Report every line in the listing that contains the string "page".

Records shown =

· · · · ·

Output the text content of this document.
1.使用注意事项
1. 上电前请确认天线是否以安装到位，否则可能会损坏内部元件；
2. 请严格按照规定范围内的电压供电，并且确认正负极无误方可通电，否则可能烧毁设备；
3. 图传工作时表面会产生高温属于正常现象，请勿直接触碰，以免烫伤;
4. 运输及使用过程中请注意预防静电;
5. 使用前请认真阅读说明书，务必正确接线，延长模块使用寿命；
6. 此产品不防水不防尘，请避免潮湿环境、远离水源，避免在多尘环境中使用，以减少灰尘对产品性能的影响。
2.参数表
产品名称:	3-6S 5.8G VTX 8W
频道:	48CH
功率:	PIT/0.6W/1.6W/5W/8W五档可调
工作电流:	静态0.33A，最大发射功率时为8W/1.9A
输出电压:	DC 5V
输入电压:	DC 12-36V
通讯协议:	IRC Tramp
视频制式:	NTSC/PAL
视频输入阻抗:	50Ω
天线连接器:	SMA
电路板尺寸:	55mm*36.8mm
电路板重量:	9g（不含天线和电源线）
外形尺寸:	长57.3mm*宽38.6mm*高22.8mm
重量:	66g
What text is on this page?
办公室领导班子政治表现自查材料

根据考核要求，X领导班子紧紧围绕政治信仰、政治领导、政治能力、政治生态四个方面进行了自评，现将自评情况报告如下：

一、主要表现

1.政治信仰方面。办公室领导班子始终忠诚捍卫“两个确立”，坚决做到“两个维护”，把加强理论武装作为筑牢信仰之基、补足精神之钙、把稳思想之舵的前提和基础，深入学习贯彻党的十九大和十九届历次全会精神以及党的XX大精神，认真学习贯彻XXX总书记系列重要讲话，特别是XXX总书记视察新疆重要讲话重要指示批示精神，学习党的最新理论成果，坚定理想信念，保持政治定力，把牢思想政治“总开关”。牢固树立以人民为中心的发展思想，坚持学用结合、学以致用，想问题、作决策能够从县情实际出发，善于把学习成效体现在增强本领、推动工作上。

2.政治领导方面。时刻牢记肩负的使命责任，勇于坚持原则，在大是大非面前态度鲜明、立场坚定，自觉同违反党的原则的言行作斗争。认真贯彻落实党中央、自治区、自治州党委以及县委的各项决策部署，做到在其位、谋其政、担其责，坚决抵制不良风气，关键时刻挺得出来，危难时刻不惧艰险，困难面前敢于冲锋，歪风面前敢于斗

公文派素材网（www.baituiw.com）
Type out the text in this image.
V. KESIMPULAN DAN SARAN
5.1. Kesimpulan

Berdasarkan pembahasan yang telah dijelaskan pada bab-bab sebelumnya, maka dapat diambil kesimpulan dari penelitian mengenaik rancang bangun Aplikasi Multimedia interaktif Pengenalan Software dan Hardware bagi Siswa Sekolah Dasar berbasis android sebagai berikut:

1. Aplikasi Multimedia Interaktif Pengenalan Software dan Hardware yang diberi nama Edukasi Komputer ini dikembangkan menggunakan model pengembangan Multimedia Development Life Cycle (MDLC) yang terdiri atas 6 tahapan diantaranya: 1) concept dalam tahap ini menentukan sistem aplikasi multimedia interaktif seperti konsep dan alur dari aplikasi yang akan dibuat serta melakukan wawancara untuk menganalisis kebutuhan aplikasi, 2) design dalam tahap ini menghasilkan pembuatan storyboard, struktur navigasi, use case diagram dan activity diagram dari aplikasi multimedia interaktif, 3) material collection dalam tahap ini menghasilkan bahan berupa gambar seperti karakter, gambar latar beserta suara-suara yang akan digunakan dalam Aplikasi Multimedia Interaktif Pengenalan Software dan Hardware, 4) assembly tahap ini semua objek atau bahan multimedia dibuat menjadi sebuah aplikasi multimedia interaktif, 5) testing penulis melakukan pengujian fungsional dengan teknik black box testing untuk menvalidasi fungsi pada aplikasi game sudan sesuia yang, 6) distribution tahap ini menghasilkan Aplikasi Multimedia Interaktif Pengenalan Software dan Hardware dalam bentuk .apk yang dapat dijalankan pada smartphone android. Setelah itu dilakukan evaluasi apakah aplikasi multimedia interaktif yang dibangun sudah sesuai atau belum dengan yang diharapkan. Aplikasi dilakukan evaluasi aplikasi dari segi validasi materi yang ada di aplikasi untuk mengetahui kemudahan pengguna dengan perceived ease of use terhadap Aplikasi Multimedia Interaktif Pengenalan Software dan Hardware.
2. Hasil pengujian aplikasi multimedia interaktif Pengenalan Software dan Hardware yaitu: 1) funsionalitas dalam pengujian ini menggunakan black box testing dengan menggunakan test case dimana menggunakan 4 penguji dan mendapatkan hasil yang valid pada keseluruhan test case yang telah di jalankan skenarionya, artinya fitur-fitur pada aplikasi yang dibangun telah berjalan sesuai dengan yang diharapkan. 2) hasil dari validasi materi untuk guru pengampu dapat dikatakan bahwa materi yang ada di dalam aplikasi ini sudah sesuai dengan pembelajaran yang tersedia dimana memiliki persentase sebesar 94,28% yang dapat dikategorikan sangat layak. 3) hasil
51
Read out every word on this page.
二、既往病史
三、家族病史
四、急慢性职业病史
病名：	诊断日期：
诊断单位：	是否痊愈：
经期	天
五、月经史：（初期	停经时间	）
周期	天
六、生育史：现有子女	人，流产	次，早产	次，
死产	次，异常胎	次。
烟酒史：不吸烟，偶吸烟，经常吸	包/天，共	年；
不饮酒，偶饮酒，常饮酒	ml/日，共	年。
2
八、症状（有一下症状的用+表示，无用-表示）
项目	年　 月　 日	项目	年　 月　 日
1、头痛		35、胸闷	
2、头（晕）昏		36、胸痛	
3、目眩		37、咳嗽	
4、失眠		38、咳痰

· · · · ·

Answer below =
What text is on this page?
Read out every word on this page.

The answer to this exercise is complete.